Task prompt: Please report each line of the data below that contains "aporta".
--
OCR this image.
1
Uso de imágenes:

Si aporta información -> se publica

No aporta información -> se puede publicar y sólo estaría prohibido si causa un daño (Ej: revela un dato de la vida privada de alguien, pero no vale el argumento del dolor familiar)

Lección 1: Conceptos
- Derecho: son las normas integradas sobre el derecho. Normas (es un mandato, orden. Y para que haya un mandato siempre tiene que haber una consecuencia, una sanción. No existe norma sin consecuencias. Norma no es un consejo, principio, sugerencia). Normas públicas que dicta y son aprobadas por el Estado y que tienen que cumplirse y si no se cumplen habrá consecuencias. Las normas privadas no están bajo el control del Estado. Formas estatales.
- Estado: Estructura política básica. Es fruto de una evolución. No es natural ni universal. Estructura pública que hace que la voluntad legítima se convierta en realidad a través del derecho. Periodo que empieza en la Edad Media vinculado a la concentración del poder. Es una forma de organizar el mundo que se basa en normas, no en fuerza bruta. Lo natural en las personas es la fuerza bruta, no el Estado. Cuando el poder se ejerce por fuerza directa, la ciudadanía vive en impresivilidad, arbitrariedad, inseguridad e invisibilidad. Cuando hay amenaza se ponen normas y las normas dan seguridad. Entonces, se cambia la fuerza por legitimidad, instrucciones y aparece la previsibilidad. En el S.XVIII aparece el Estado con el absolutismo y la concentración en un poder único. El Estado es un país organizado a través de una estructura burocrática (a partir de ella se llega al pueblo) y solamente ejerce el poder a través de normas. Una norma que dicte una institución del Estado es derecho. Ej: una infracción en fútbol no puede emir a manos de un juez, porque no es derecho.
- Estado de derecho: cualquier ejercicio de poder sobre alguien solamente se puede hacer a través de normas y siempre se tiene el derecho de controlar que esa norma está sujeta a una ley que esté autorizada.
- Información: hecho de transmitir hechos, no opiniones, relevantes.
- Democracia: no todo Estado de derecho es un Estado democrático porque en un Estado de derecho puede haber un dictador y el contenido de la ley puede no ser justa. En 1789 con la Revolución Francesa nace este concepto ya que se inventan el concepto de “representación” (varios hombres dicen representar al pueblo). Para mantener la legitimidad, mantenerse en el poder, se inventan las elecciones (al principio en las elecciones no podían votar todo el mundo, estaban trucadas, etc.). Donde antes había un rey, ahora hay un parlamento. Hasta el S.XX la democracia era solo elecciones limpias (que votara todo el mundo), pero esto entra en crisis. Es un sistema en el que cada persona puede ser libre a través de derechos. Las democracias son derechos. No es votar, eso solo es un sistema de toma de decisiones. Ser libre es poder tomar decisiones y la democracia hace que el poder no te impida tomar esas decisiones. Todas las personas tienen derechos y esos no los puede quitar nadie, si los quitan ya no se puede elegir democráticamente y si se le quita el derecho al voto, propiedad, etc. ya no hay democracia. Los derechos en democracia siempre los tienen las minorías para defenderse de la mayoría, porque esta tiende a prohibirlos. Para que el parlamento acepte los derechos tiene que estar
--
Result for this task:
Si aporta información -> se publica
No aporta información -> se puede publicar y sólo estaría prohibido si causa un daño (Ej: revela un dato de la vida privada de alguien, pero no vale el argumento del dolor familiar)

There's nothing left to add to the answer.